Job
Note each line that includes the word "this". Copy those lines.

Data for processing
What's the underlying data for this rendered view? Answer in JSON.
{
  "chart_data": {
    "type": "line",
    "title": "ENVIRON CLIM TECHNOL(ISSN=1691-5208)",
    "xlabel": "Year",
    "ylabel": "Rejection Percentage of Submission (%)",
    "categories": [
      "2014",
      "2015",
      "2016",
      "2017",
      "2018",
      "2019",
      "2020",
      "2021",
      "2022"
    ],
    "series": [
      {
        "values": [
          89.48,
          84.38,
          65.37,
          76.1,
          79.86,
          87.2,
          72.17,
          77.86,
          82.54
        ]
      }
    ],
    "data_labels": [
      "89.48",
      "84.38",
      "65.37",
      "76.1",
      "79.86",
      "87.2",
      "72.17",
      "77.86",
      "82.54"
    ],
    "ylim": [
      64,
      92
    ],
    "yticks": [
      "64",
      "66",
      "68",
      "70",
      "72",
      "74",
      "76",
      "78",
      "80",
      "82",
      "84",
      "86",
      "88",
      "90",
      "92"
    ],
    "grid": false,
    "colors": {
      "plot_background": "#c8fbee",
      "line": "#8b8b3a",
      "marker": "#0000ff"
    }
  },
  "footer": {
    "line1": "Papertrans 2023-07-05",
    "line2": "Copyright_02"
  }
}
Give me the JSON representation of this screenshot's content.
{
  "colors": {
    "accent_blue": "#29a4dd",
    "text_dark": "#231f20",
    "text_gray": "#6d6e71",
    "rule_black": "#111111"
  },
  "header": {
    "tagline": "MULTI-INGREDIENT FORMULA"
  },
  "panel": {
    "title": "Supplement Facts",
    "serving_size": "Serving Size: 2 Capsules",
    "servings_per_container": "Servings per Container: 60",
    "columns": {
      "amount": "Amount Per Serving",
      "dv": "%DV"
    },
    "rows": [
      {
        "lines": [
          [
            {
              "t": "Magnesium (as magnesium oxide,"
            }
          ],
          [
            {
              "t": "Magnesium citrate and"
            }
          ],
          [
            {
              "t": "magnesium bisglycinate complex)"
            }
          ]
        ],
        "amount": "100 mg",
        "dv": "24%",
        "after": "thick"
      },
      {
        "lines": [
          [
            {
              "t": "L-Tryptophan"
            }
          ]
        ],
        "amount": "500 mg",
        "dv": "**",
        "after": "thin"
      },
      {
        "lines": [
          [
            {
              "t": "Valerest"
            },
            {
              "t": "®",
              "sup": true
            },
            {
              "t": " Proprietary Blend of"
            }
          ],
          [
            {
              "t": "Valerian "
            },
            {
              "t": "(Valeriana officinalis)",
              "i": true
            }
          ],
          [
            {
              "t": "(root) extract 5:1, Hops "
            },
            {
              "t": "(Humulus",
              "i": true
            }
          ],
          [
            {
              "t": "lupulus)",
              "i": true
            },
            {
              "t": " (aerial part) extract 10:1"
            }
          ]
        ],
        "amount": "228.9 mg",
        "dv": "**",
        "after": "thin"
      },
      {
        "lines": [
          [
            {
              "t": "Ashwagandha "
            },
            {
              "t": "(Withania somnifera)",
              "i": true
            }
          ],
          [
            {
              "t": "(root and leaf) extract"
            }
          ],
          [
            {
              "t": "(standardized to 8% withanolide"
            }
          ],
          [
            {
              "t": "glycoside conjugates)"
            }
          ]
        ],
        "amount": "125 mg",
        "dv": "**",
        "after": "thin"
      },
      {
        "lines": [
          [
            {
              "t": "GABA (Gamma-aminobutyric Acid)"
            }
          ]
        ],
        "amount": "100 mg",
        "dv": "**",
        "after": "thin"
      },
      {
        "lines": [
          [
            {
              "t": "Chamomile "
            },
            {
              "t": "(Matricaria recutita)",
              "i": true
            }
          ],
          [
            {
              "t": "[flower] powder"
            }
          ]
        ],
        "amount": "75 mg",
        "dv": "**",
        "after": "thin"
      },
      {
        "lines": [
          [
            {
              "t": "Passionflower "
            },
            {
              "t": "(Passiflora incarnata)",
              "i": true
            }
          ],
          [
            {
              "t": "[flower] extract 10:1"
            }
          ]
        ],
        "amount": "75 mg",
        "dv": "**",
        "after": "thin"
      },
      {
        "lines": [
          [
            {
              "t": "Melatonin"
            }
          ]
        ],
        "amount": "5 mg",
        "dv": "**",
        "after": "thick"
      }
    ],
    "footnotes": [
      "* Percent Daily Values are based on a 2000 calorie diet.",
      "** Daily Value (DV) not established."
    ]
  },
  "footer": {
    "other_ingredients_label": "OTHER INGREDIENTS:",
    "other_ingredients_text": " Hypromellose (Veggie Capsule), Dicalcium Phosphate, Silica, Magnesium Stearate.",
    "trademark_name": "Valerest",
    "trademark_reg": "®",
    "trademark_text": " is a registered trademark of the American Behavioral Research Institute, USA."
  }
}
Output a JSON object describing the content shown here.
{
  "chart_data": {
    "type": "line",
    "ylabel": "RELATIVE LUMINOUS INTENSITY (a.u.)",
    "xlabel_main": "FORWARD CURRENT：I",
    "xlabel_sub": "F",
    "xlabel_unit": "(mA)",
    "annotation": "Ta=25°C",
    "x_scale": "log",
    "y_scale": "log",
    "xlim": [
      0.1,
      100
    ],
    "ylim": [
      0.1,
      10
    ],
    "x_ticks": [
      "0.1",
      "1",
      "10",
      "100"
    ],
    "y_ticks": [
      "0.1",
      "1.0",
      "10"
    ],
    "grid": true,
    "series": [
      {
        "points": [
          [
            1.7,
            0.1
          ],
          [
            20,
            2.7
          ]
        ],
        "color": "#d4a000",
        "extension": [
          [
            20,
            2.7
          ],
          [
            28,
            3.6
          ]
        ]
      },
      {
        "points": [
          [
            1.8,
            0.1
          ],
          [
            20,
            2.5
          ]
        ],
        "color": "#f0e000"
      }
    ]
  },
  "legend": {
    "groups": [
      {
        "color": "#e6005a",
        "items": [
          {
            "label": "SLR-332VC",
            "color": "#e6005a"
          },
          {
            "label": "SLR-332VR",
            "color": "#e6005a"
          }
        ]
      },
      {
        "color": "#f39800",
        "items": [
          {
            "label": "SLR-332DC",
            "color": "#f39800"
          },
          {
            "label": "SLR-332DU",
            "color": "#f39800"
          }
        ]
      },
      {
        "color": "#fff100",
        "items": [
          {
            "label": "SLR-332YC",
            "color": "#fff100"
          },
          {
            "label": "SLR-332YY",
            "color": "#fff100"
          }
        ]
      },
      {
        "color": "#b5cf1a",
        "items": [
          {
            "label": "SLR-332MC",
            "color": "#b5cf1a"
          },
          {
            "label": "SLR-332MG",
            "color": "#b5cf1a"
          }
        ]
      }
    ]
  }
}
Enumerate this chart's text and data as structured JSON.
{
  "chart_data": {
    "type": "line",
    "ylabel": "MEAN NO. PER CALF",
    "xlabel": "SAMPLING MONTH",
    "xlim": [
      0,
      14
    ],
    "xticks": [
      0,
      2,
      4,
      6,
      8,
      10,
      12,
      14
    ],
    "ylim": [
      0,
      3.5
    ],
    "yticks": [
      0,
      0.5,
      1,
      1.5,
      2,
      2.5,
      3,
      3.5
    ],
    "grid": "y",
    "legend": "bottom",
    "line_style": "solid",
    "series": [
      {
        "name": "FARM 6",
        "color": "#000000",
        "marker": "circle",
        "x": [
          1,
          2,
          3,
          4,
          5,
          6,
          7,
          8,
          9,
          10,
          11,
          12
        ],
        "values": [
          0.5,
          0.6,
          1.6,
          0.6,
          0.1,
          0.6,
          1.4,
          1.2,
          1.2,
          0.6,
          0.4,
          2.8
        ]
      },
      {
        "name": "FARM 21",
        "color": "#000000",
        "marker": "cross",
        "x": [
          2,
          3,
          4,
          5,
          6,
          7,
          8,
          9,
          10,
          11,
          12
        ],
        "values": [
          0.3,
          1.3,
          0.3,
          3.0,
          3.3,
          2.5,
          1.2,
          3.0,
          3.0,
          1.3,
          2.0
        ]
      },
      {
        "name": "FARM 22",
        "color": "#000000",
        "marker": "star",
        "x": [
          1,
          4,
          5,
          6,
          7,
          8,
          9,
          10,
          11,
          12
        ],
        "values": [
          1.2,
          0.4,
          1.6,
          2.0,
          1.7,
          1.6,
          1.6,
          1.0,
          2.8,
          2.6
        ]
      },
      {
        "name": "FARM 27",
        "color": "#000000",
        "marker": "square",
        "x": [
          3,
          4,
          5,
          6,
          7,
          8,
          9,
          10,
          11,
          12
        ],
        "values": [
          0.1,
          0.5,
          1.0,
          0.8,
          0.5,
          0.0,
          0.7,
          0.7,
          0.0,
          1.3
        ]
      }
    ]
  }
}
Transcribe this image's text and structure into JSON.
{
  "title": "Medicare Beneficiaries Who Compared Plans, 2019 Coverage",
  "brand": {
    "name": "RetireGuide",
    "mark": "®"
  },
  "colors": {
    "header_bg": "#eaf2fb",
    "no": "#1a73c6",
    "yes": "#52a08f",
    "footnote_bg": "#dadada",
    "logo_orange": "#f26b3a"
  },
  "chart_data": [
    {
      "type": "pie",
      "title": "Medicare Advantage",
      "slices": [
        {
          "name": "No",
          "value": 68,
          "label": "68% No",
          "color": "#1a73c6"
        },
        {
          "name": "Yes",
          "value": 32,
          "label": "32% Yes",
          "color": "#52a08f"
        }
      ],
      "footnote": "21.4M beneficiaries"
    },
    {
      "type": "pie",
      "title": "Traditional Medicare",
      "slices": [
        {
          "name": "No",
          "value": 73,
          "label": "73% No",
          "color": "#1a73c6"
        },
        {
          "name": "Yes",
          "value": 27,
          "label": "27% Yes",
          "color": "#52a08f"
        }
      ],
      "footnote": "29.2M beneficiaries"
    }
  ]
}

Exercise solution
What's the underlying data for this rendered view? Answer in JSON.
Give me the JSON representation of this screenshot's content.
Enumerate this chart's text and data as structured JSON.
Transcribe this image's text and structure into JSON.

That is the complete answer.